• _The request_
Reproduce all entries precisely, down to the last character.

• _Source data_
------
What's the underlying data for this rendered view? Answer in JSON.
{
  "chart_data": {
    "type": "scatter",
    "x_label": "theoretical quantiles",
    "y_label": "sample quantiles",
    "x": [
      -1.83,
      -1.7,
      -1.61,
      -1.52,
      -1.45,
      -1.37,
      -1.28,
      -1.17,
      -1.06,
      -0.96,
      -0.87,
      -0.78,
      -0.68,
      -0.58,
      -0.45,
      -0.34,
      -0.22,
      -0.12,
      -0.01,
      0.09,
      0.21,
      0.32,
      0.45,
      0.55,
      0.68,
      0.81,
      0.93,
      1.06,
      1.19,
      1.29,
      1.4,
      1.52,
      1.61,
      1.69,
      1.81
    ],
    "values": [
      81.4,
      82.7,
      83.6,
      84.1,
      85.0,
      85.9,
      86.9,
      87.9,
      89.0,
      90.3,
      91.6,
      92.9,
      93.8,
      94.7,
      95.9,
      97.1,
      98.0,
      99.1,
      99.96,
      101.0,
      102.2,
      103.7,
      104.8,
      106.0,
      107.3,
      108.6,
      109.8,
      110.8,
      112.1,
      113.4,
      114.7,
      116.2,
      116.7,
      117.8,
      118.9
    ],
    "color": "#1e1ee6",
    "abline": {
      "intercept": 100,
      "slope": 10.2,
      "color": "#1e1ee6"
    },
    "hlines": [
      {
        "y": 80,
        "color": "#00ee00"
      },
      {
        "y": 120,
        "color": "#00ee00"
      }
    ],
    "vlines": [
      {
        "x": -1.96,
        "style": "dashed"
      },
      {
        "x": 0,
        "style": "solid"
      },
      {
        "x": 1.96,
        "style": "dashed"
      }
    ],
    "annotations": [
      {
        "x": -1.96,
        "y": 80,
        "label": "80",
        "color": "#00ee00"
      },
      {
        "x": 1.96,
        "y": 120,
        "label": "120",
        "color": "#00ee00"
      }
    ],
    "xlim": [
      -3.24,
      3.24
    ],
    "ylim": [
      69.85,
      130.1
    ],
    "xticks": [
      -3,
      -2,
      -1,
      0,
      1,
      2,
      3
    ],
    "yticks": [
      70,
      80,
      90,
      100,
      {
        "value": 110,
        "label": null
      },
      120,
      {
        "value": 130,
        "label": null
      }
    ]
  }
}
------
• _Solution_
What's the underlying data for this rendered view? Answer in JSON.
{
  "chart_data": {
    "type": "scatter",
    "x_label": "theoretical quantiles",
    "y_label": "sample quantiles",
    "x": [
      -1.83,
      -1.7,
      -1.61,
      -1.52,
      -1.45,
      -1.37,
      -1.28,
      -1.17,
      -1.06,
      -0.96,
      -0.87,
      -0.78,
      -0.68,
      -0.58,
      -0.45,
      -0.34,
      -0.22,
      -0.12,
      -0.01,
      0.09,
      0.21,
      0.32,
      0.45,
      0.55,
      0.68,
      0.81,
      0.93,
      1.06,
      1.19,
      1.29,
      1.4,
      1.52,
      1.61,
      1.69,
      1.81
    ],
    "values": [
      81.4,
      82.7,
      83.6,
      84.1,
      85.0,
      85.9,
      86.9,
      87.9,
      89.0,
      90.3,
      91.6,
      92.9,
      93.8,
      94.7,
      95.9,
      97.1,
      98.0,
      99.1,
      99.96,
      101.0,
      102.2,
      103.7,
      104.8,
      106.0,
      107.3,
      108.6,
      109.8,
      110.8,
      112.1,
      113.4,
      114.7,
      116.2,
      116.7,
      117.8,
      118.9
    ],
    "color": "#1e1ee6",
    "abline": {
      "intercept": 100,
      "slope": 10.2,
      "color": "#1e1ee6"
    },
    "hlines": [
      {
        "y": 80,
        "color": "#00ee00"
      },
      {
        "y": 120,
        "color": "#00ee00"
      }
    ],
    "vlines": [
      {
        "x": -1.96,
        "style": "dashed"
      },
      {
        "x": 0,
        "style": "solid"
      },
      {
        "x": 1.96,
        "style": "dashed"
      }
    ],
    "annotations": [
      {
        "x": -1.96,
        "y": 80,
        "label": "80",
        "color": "#00ee00"
      },
      {
        "x": 1.96,
        "y": 120,
        "label": "120",
        "color": "#00ee00"
      }
    ],
    "xlim": [
      -3.24,
      3.24
    ],
    "ylim": [
      69.85,
      130.1
    ],
    "xticks": [
      -3,
      -2,
      -1,
      0,
      1,
      2,
      3
    ],
    "yticks": [
      70,
      80,
      90,
      100,
      {
        "value": 110,
        "label": null
      },
      120,
      {
        "value": 130,
        "label": null
      }
    ]
  }
}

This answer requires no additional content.